▸ TO BE DONE: From the listing below, return each line that includes "thee".

-- RAW RECORDS start --

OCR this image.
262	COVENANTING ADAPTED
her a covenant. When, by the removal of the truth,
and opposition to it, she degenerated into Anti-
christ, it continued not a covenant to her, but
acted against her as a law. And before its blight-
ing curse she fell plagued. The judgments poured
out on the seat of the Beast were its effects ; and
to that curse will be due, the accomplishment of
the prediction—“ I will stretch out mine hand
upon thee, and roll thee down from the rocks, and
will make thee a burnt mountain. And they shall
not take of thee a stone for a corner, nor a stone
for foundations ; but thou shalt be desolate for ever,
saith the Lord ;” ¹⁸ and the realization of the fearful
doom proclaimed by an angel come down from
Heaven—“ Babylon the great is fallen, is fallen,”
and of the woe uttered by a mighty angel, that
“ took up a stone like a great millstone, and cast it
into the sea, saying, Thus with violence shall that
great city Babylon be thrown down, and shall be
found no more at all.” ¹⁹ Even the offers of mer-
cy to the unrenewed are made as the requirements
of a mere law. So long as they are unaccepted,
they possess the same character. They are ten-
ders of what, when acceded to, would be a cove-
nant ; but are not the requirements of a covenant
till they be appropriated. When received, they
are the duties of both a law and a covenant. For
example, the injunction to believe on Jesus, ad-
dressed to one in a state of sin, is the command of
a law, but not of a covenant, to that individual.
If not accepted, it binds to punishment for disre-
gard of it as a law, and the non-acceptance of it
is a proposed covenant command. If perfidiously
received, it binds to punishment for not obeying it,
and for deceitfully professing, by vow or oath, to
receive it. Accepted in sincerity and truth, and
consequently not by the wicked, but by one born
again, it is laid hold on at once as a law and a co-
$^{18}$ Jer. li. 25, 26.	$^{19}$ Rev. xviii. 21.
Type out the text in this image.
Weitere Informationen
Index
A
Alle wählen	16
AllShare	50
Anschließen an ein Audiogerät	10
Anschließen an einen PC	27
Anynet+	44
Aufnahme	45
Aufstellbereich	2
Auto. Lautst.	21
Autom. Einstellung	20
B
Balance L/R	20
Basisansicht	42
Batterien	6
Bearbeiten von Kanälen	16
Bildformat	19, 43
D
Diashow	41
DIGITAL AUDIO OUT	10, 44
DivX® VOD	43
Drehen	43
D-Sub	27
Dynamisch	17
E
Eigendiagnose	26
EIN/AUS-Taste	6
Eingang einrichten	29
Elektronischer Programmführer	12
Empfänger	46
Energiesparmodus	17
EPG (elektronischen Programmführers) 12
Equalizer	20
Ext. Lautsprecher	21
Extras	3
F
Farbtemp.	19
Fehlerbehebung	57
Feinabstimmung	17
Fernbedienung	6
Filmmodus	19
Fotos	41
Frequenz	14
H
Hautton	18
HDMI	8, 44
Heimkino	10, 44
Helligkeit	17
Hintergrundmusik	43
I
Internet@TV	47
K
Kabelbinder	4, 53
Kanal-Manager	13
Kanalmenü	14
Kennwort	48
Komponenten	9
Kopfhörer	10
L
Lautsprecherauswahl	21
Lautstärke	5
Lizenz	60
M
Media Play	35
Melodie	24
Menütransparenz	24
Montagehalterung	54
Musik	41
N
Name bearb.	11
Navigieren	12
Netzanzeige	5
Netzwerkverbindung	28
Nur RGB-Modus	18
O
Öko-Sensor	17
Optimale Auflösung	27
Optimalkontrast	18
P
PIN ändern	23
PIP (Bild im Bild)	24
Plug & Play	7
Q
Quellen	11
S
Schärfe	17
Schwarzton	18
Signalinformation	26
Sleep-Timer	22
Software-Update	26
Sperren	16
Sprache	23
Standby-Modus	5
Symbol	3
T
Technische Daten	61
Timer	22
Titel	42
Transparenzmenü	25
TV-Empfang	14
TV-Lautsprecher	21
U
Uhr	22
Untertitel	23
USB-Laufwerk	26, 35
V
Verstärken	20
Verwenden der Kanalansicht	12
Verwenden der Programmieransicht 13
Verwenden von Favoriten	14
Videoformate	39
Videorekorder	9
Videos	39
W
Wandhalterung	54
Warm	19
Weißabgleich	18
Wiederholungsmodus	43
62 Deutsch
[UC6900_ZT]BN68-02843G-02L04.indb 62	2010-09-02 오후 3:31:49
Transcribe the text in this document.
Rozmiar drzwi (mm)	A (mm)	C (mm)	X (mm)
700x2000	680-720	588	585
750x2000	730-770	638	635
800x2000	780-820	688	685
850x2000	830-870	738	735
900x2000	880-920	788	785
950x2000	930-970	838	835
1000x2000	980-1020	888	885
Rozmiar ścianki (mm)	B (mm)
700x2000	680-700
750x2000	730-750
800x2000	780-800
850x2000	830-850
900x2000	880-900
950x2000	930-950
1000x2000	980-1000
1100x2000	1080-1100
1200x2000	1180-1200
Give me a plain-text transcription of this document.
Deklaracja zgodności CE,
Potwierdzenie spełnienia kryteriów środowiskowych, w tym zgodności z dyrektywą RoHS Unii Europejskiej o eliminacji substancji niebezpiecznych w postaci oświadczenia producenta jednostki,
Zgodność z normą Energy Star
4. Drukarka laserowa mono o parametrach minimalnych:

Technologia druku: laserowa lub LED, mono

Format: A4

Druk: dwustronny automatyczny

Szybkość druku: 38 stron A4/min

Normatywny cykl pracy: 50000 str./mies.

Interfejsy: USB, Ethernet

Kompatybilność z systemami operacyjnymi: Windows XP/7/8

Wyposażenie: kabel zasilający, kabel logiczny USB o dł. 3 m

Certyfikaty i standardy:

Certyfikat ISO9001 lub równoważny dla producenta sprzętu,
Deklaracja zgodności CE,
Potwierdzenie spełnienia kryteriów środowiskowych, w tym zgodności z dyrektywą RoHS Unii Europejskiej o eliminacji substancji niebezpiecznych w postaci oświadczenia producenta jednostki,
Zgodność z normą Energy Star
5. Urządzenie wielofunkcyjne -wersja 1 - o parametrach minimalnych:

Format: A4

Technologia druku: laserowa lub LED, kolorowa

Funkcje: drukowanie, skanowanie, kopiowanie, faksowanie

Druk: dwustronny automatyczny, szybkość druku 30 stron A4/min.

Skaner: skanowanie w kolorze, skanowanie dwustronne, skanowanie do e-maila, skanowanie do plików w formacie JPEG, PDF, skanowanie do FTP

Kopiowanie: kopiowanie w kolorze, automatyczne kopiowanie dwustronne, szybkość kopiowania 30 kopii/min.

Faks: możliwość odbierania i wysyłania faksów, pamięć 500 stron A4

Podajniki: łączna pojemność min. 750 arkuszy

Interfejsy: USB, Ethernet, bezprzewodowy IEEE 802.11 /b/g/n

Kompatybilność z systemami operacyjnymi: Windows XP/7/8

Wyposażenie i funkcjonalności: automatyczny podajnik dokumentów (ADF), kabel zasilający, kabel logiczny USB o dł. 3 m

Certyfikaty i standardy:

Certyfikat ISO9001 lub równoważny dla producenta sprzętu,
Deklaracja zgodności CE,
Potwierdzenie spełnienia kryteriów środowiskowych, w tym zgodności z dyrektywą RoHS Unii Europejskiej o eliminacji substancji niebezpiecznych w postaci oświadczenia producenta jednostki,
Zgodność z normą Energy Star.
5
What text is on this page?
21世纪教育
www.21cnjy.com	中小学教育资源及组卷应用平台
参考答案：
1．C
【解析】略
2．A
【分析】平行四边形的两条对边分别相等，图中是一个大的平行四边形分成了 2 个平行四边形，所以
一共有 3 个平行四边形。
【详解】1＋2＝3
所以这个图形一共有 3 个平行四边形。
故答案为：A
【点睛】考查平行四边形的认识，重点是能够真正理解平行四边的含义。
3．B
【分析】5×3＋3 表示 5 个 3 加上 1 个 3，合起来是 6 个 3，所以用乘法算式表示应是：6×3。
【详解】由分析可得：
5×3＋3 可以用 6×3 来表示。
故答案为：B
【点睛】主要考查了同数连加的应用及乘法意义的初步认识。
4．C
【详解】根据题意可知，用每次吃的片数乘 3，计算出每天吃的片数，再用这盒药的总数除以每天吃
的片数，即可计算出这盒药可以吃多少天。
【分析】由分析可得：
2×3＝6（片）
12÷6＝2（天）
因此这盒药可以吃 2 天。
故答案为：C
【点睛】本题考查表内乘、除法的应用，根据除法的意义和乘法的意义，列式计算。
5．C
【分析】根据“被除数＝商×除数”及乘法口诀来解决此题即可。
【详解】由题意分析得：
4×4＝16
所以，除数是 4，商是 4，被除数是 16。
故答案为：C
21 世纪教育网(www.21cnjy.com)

-- RAW RECORDS end --

▸ THE OUTPUT:
upon thee, and roll thee down from the rocks, and
will make thee a burnt mountain. And they shall
not take of thee a stone for a corner, nor a stone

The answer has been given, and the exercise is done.